___ SOURCE RECORDS

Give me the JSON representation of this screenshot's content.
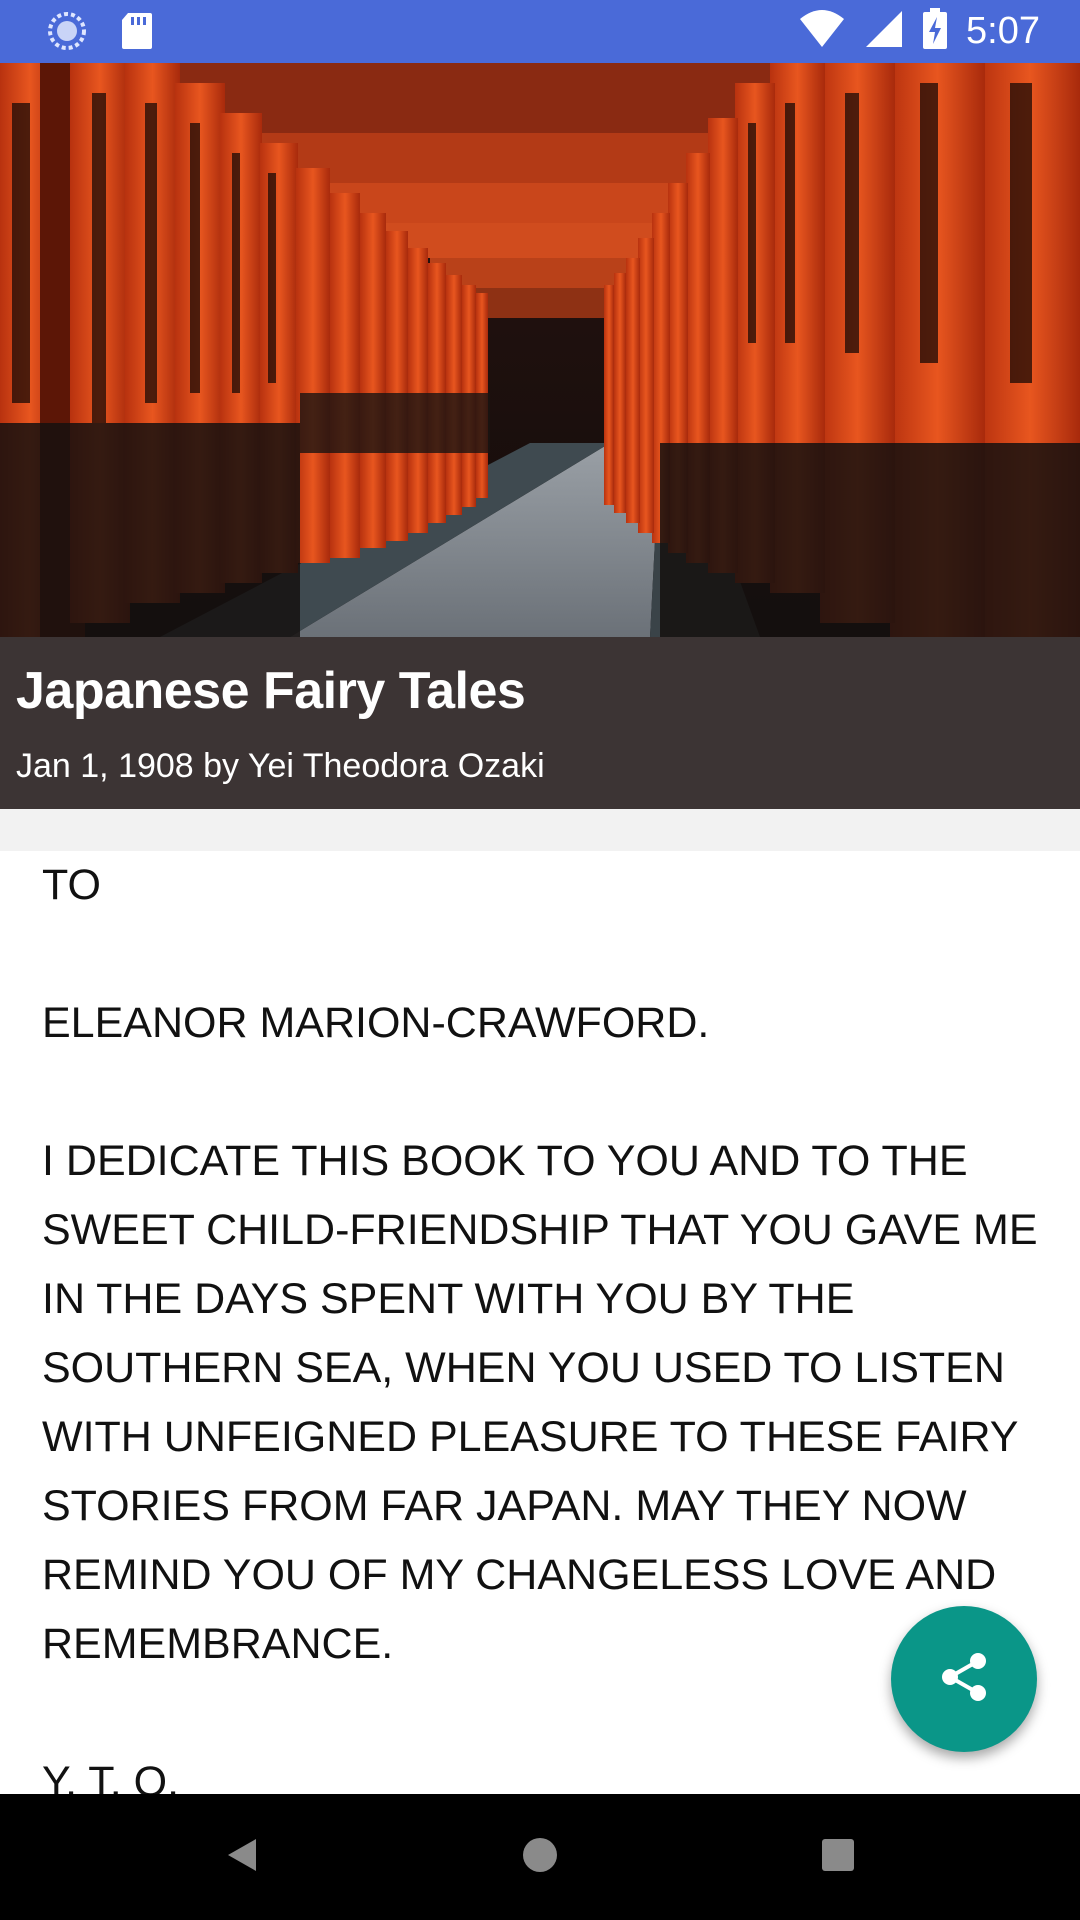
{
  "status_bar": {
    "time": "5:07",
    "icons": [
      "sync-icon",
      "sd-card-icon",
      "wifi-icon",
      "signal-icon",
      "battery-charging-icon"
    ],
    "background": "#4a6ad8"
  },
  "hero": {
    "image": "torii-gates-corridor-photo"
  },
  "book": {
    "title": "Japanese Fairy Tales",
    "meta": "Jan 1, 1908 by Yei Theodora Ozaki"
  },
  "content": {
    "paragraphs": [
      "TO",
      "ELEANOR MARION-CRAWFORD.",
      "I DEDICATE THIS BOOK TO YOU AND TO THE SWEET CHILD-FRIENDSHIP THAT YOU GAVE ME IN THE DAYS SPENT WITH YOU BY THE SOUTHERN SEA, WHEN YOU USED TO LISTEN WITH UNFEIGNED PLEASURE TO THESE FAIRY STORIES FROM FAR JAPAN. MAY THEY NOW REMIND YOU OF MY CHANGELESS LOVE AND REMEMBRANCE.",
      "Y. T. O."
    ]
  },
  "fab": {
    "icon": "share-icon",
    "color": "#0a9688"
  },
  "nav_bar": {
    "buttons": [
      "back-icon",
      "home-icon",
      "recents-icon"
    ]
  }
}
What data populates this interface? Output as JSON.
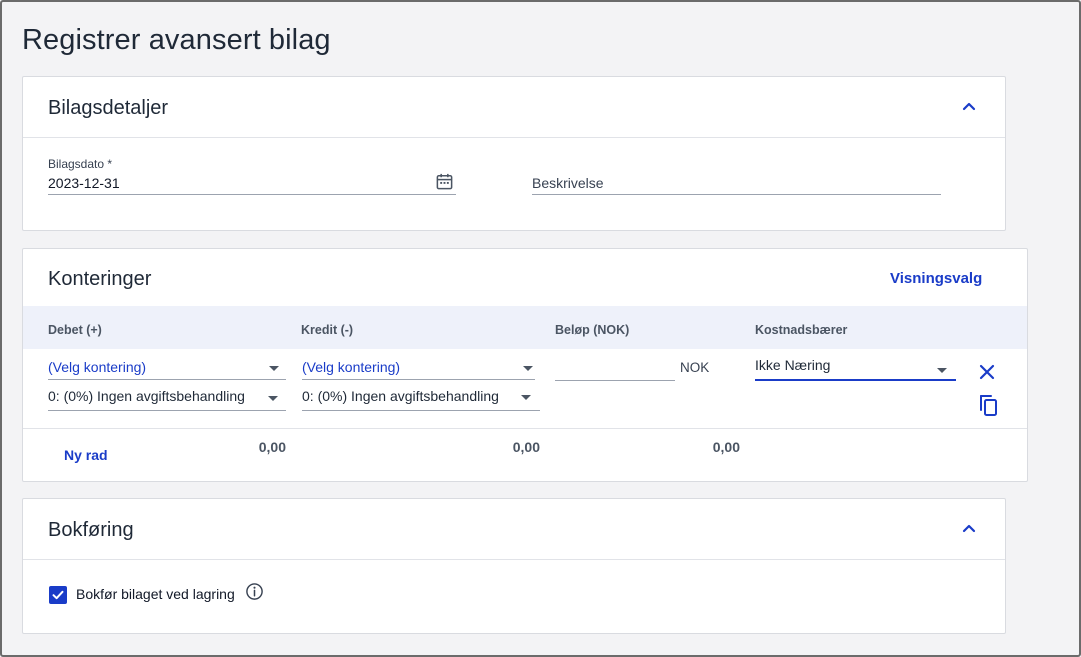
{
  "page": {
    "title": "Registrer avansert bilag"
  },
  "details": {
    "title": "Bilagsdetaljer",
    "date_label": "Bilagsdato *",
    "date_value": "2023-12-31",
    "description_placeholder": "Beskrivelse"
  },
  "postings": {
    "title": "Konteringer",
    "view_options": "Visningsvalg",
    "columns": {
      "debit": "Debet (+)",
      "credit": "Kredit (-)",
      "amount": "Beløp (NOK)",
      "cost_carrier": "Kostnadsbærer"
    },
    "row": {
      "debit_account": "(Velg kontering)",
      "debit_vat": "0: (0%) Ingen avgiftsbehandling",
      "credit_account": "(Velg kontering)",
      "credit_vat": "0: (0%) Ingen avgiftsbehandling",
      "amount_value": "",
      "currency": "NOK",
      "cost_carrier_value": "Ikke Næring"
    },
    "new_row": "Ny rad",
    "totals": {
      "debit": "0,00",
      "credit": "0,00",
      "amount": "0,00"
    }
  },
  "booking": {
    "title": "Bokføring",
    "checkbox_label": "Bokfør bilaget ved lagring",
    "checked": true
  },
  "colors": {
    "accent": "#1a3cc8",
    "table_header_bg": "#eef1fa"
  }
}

______

--- EXERCISE ---
Give all the entries again exactly, dropping each picture.

--- REPLY ---
Give me the JSON representation of this screenshot's content.
{
  "status_bar": {
    "time": "5:07",
    "icons": [
      "sync-icon",
      "sd-card-icon",
      "wifi-icon",
      "signal-icon",
      "battery-charging-icon"
    ],
    "background": "#4a6ad8"
  },
  "hero": {
    "image": "torii-gates-corridor-photo"
  },
  "book": {
    "title": "Japanese Fairy Tales",
    "meta": "Jan 1, 1908 by Yei Theodora Ozaki"
  },
  "content": {
    "paragraphs": [
      "TO",
      "ELEANOR MARION-CRAWFORD.",
      "I DEDICATE THIS BOOK TO YOU AND TO THE SWEET CHILD-FRIENDSHIP THAT YOU GAVE ME IN THE DAYS SPENT WITH YOU BY THE SOUTHERN SEA, WHEN YOU USED TO LISTEN WITH UNFEIGNED PLEASURE TO THESE FAIRY STORIES FROM FAR JAPAN. MAY THEY NOW REMIND YOU OF MY CHANGELESS LOVE AND REMEMBRANCE.",
      "Y. T. O."
    ]
  },
  "fab": {
    "icon": "share-icon",
    "color": "#0a9688"
  },
  "nav_bar": {
    "buttons": [
      "back-icon",
      "home-icon",
      "recents-icon"
    ]
  }
}
What data populates this interface? Output as JSON.
{
  "page": {
    "title": "Registrer avansert bilag"
  },
  "details": {
    "title": "Bilagsdetaljer",
    "date_label": "Bilagsdato *",
    "date_value": "2023-12-31",
    "description_placeholder": "Beskrivelse"
  },
  "postings": {
    "title": "Konteringer",
    "view_options": "Visningsvalg",
    "columns": {
      "debit": "Debet (+)",
      "credit": "Kredit (-)",
      "amount": "Beløp (NOK)",
      "cost_carrier": "Kostnadsbærer"
    },
    "row": {
      "debit_account": "(Velg kontering)",
      "debit_vat": "0: (0%) Ingen avgiftsbehandling",
      "credit_account": "(Velg kontering)",
      "credit_vat": "0: (0%) Ingen avgiftsbehandling",
      "amount_value": "",
      "currency": "NOK",
      "cost_carrier_value": "Ikke Næring"
    },
    "new_row": "Ny rad",
    "totals": {
      "debit": "0,00",
      "credit": "0,00",
      "amount": "0,00"
    }
  },
  "booking": {
    "title": "Bokføring",
    "checkbox_label": "Bokfør bilaget ved lagring",
    "checked": true
  },
  "colors": {
    "accent": "#1a3cc8",
    "table_header_bg": "#eef1fa"
  }
}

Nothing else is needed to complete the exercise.